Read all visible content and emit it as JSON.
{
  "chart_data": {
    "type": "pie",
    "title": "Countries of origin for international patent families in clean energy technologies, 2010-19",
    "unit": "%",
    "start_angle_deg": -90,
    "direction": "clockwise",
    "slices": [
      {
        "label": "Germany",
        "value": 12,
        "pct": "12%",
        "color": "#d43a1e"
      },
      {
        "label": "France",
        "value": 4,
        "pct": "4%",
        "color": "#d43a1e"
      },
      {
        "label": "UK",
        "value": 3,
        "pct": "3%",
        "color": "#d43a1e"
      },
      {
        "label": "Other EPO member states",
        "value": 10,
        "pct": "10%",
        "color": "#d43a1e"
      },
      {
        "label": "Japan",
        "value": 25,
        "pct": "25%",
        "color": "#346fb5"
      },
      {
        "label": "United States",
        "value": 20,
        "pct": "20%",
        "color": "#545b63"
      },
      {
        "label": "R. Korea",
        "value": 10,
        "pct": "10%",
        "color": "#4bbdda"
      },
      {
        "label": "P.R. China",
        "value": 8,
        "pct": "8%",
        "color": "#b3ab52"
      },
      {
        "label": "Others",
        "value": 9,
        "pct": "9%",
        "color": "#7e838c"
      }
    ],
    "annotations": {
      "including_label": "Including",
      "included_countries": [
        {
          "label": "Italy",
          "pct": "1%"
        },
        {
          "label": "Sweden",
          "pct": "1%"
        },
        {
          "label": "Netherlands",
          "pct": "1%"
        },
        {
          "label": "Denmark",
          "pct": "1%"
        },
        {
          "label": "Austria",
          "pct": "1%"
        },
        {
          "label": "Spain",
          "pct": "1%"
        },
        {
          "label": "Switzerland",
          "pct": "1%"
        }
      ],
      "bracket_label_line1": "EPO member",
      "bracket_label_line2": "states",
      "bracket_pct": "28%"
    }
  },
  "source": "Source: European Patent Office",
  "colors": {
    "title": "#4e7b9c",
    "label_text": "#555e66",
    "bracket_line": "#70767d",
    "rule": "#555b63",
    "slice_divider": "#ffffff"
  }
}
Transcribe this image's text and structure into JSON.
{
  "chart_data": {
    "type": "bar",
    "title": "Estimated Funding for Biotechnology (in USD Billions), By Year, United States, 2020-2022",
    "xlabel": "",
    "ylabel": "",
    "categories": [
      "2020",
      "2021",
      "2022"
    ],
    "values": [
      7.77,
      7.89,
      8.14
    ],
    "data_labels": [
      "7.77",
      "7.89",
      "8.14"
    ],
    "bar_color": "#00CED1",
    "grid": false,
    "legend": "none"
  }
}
================================
Your task is to reproduce, exactly and exclusively, the lines from the one holding "Transcribe this image's" through the final line of the listing.

REPLY ▸
Transcribe this image's text and structure into JSON.
{
  "chart_data": {
    "type": "bar",
    "title": "Estimated Funding for Biotechnology (in USD Billions), By Year, United States, 2020-2022",
    "xlabel": "",
    "ylabel": "",
    "categories": [
      "2020",
      "2021",
      "2022"
    ],
    "values": [
      7.77,
      7.89,
      8.14
    ],
    "data_labels": [
      "7.77",
      "7.89",
      "8.14"
    ],
    "bar_color": "#00CED1",
    "grid": false,
    "legend": "none"
  }
}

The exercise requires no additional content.